Supplied information =
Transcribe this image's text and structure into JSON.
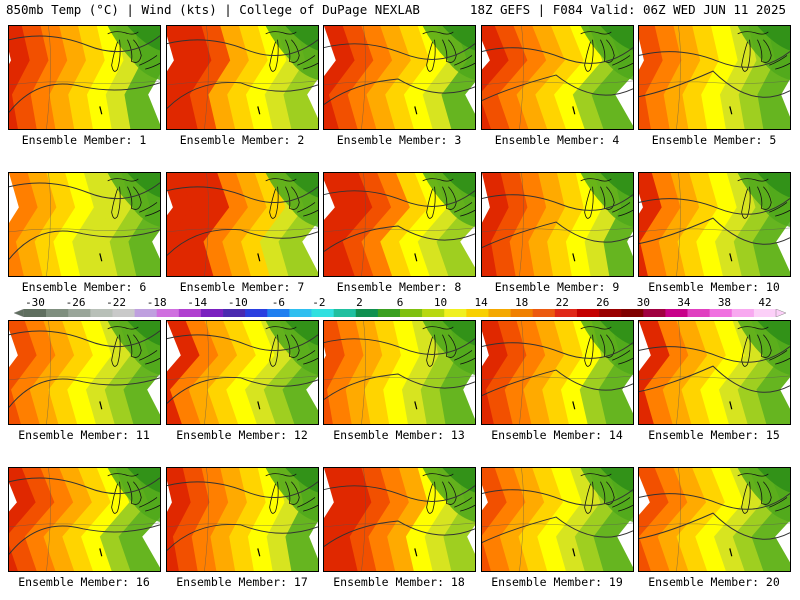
{
  "header": {
    "left": "850mb Temp (°C) | Wind (kts) | College of DuPage NEXLAB",
    "right": "18Z GEFS | F084 Valid: 06Z WED JUN 11 2025"
  },
  "member_label_prefix": "Ensemble Member:",
  "members": [
    {
      "id": "1",
      "warmth": 0.55
    },
    {
      "id": "2",
      "warmth": 0.6
    },
    {
      "id": "3",
      "warmth": 0.55
    },
    {
      "id": "4",
      "warmth": 0.5
    },
    {
      "id": "5",
      "warmth": 0.35
    },
    {
      "id": "6",
      "warmth": 0.3
    },
    {
      "id": "7",
      "warmth": 0.75
    },
    {
      "id": "8",
      "warmth": 0.65
    },
    {
      "id": "9",
      "warmth": 0.55
    },
    {
      "id": "10",
      "warmth": 0.45
    },
    {
      "id": "11",
      "warmth": 0.4
    },
    {
      "id": "12",
      "warmth": 0.45
    },
    {
      "id": "13",
      "warmth": 0.35
    },
    {
      "id": "14",
      "warmth": 0.5
    },
    {
      "id": "15",
      "warmth": 0.45
    },
    {
      "id": "16",
      "warmth": 0.5
    },
    {
      "id": "17",
      "warmth": 0.55
    },
    {
      "id": "18",
      "warmth": 0.7
    },
    {
      "id": "19",
      "warmth": 0.4
    },
    {
      "id": "20",
      "warmth": 0.35
    }
  ],
  "colorbar": {
    "ticks": [
      "-30",
      "-26",
      "-22",
      "-18",
      "-14",
      "-10",
      "-6",
      "-2",
      "2",
      "6",
      "10",
      "14",
      "18",
      "22",
      "26",
      "30",
      "34",
      "38",
      "42"
    ],
    "colors": [
      "#5f6f5f",
      "#7f8f7f",
      "#9aa69a",
      "#b8c0b8",
      "#c9c9c9",
      "#bfa0df",
      "#cf6fdf",
      "#b040d0",
      "#7a20c0",
      "#4a2ab0",
      "#2a3fe0",
      "#1f7ff0",
      "#2fbff0",
      "#30e0e0",
      "#20c0a0",
      "#109050",
      "#3aa020",
      "#7fc010",
      "#b8d810",
      "#f0f020",
      "#f8d000",
      "#f4a800",
      "#f08000",
      "#ec5a10",
      "#e02818",
      "#c40000",
      "#9a0000",
      "#800000",
      "#a00040",
      "#c8008a",
      "#e040c0",
      "#f070e0",
      "#f8a8f0",
      "#fcd0f8"
    ]
  }
}
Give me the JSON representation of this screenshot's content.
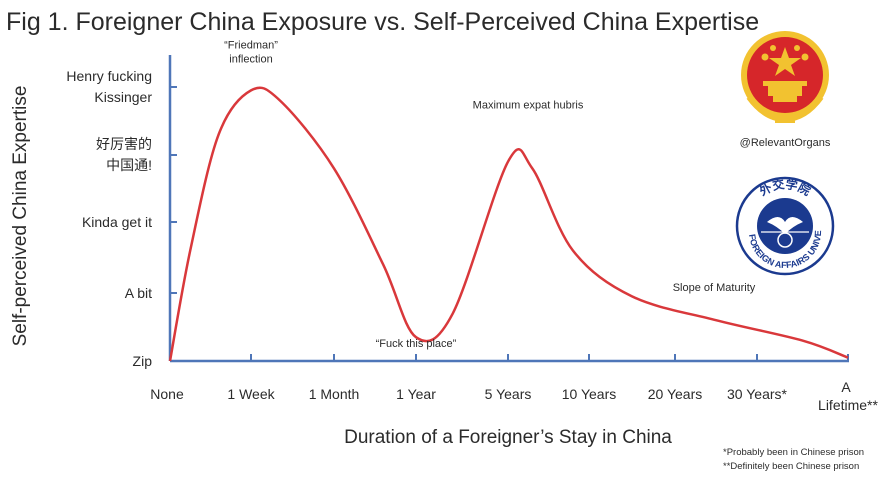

What needs to be done = Where a line in the material contains "this", copy that line.

Complete output =
Transcribe this image's text and structure into JSON.
Give me the JSON representation of this screenshot's content.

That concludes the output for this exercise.